*GIVEN TASK*: Write out the listing below line for line, with no changes.

*INPUT*:
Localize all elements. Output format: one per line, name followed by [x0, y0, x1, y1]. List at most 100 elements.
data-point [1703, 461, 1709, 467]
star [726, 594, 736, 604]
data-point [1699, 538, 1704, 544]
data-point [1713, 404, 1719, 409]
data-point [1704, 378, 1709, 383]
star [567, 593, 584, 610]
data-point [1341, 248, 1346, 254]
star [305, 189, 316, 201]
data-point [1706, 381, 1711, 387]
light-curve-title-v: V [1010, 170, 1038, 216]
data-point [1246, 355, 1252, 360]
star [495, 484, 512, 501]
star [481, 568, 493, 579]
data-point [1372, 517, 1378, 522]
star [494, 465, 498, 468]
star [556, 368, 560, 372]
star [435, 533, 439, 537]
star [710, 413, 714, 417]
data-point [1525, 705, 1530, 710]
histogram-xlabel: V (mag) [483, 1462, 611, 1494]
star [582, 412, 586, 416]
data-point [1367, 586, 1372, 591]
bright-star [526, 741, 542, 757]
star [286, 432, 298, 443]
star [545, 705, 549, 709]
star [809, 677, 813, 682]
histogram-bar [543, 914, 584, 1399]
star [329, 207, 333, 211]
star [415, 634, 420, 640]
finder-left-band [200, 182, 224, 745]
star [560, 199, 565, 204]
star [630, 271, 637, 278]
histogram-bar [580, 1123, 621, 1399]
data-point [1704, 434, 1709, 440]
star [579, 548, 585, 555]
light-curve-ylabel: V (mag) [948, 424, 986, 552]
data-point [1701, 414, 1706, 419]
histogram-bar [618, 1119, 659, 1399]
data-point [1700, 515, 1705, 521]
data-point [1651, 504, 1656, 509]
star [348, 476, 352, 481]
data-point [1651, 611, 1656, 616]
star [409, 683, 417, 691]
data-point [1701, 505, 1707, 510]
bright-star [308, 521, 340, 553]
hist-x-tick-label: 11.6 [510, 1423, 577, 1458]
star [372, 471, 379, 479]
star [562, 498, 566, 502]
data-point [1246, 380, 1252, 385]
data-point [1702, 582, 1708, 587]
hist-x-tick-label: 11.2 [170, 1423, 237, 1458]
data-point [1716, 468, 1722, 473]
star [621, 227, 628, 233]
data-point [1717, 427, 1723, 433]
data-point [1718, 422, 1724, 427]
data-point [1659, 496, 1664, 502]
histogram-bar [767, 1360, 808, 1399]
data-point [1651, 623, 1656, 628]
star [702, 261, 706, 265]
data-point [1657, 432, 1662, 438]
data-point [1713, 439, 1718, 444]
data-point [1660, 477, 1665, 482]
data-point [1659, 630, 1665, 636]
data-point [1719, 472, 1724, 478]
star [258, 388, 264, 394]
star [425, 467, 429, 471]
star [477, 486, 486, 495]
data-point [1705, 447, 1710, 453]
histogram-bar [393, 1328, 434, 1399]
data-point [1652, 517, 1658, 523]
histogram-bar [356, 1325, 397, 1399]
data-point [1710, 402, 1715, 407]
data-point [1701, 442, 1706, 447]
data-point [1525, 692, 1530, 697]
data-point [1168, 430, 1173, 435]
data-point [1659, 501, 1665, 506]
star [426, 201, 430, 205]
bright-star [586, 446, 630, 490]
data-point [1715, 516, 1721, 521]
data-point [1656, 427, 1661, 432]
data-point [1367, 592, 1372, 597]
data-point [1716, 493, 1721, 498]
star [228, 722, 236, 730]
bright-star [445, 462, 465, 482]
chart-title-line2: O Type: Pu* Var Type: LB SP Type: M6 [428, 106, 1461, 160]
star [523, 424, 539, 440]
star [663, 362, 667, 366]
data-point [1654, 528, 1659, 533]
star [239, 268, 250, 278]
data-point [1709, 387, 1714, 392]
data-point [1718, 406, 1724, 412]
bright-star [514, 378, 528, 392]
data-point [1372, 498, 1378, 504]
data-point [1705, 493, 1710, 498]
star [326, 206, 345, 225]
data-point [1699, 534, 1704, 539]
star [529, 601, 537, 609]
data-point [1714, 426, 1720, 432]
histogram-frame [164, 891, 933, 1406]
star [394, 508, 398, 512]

*THE ANSWER*:
Localize all elements. Output format: one per line, name followed by [x0, y0, x1, y1]. List at most 100 elements.
data-point [1703, 461, 1709, 467]
star [726, 594, 736, 604]
data-point [1699, 538, 1704, 544]
data-point [1713, 404, 1719, 409]
data-point [1704, 378, 1709, 383]
star [567, 593, 584, 610]
data-point [1341, 248, 1346, 254]
star [305, 189, 316, 201]
data-point [1706, 381, 1711, 387]
light-curve-title-v: V [1010, 170, 1038, 216]
data-point [1246, 355, 1252, 360]
star [495, 484, 512, 501]
star [481, 568, 493, 579]
data-point [1372, 517, 1378, 522]
star [494, 465, 498, 468]
star [556, 368, 560, 372]
star [435, 533, 439, 537]
star [710, 413, 714, 417]
data-point [1525, 705, 1530, 710]
histogram-xlabel: V (mag) [483, 1462, 611, 1494]
star [582, 412, 586, 416]
data-point [1367, 586, 1372, 591]
bright-star [526, 741, 542, 757]
star [286, 432, 298, 443]
star [545, 705, 549, 709]
star [809, 677, 813, 682]
histogram-bar [543, 914, 584, 1399]
star [329, 207, 333, 211]
star [415, 634, 420, 640]
finder-left-band [200, 182, 224, 745]
star [560, 199, 565, 204]
star [630, 271, 637, 278]
histogram-bar [580, 1123, 621, 1399]
data-point [1704, 434, 1709, 440]
star [579, 548, 585, 555]
light-curve-ylabel: V (mag) [948, 424, 986, 552]
data-point [1701, 414, 1706, 419]
histogram-bar [618, 1119, 659, 1399]
data-point [1700, 515, 1705, 521]
data-point [1651, 504, 1656, 509]
star [348, 476, 352, 481]
data-point [1651, 611, 1656, 616]
star [409, 683, 417, 691]
data-point [1701, 505, 1707, 510]
bright-star [308, 521, 340, 553]
hist-x-tick-label: 11.6 [510, 1423, 577, 1458]
star [372, 471, 379, 479]
star [562, 498, 566, 502]
data-point [1246, 380, 1252, 385]
data-point [1702, 582, 1708, 587]
hist-x-tick-label: 11.2 [170, 1423, 237, 1458]
data-point [1716, 468, 1722, 473]
star [621, 227, 628, 233]
data-point [1717, 427, 1723, 433]
data-point [1718, 422, 1724, 427]
data-point [1659, 496, 1664, 502]
histogram-bar [767, 1360, 808, 1399]
data-point [1651, 623, 1656, 628]
star [702, 261, 706, 265]
data-point [1657, 432, 1662, 438]
data-point [1713, 439, 1718, 444]
data-point [1660, 477, 1665, 482]
data-point [1659, 630, 1665, 636]
data-point [1719, 472, 1724, 478]
star [258, 388, 264, 394]
star [425, 467, 429, 471]
star [477, 486, 486, 495]
data-point [1705, 447, 1710, 453]
histogram-bar [393, 1328, 434, 1399]
data-point [1652, 517, 1658, 523]
histogram-bar [356, 1325, 397, 1399]
data-point [1710, 402, 1715, 407]
data-point [1701, 442, 1706, 447]
data-point [1525, 692, 1530, 697]
data-point [1168, 430, 1173, 435]
data-point [1659, 501, 1665, 506]
star [426, 201, 430, 205]
bright-star [586, 446, 630, 490]
data-point [1715, 516, 1721, 521]
data-point [1656, 427, 1661, 432]
data-point [1367, 592, 1372, 597]
data-point [1716, 493, 1721, 498]
star [228, 722, 236, 730]
bright-star [445, 462, 465, 482]
chart-title-line2: O Type: Pu* Var Type: LB SP Type: M6 [428, 106, 1461, 160]
star [523, 424, 539, 440]
star [663, 362, 667, 366]
data-point [1654, 528, 1659, 533]
star [239, 268, 250, 278]
data-point [1709, 387, 1714, 392]
data-point [1718, 406, 1724, 412]
bright-star [514, 378, 528, 392]
data-point [1372, 498, 1378, 504]
data-point [1705, 493, 1710, 498]
star [326, 206, 345, 225]
data-point [1699, 534, 1704, 539]
star [529, 601, 537, 609]
data-point [1714, 426, 1720, 432]
histogram-frame [164, 891, 933, 1406]
star [394, 508, 398, 512]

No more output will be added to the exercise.